» Do this: Filter the records for lines holding the string "Blackball".

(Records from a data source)
======
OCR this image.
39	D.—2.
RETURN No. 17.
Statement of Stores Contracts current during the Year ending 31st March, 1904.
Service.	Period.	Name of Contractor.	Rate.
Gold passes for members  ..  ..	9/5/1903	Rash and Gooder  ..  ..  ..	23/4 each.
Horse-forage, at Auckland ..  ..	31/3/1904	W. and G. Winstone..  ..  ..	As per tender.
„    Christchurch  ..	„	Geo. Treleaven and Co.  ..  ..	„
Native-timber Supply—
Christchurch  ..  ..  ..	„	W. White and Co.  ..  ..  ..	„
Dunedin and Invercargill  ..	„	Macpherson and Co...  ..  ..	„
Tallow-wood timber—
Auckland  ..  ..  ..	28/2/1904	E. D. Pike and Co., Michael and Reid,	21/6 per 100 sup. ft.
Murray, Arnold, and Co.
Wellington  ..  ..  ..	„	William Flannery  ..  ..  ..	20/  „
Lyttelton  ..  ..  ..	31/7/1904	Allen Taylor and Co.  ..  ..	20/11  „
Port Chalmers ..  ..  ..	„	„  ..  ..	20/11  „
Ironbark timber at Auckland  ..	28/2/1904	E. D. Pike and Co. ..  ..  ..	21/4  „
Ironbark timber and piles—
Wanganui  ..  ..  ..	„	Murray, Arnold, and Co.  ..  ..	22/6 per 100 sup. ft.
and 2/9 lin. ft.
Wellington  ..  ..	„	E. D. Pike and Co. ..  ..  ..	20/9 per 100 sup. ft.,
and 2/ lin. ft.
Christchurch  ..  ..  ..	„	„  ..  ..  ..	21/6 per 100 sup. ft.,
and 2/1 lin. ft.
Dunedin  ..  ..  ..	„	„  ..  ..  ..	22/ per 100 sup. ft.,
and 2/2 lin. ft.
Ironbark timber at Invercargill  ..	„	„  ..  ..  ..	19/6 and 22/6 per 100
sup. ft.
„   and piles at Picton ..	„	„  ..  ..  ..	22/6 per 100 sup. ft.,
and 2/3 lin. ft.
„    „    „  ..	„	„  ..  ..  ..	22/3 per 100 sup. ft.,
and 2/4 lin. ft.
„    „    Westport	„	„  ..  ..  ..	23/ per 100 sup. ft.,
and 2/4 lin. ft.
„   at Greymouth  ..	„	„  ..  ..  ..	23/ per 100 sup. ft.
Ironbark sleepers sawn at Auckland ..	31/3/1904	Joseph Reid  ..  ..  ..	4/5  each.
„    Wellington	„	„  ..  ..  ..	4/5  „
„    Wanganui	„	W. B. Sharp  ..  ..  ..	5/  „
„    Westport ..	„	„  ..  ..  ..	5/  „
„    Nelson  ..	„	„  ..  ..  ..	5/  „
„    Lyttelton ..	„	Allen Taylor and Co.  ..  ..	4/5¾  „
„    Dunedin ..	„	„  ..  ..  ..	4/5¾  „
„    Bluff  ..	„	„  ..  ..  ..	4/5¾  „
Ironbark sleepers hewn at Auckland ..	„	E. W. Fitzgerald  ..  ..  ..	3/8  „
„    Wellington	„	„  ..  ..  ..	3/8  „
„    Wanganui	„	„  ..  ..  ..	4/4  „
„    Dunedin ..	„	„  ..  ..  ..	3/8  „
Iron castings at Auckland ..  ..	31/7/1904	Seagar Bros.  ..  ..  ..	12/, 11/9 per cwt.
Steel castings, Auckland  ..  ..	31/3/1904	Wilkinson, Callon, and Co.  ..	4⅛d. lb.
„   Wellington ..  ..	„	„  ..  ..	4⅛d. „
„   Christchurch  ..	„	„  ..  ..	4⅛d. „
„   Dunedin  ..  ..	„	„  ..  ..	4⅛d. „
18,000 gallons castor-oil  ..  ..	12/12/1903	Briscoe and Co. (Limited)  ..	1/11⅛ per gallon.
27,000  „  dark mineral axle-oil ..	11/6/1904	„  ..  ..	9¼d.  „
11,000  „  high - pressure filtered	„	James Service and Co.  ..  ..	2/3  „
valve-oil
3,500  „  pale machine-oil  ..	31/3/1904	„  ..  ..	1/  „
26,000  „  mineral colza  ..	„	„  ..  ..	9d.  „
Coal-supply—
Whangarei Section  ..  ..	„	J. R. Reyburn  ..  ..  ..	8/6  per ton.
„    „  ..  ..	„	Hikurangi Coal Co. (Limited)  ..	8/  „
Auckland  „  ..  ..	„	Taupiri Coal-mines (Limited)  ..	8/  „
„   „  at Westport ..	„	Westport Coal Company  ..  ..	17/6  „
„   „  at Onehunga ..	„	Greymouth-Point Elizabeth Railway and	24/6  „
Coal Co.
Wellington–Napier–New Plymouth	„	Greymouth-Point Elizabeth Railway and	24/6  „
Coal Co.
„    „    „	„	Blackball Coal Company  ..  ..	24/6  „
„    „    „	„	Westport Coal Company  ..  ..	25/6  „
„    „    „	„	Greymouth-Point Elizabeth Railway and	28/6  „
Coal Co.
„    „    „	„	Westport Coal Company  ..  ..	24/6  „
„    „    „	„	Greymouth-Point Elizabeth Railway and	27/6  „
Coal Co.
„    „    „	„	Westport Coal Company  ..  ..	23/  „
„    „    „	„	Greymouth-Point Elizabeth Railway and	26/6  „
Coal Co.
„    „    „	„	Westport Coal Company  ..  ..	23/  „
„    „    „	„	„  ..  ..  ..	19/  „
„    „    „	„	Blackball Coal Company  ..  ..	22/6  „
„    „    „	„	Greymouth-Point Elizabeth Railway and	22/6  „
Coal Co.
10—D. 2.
======
» Completed task:
„    „    „	„	Blackball Coal Company  ..  ..	24/6  „
„    „    „	„	Blackball Coal Company  ..  ..	22/6  „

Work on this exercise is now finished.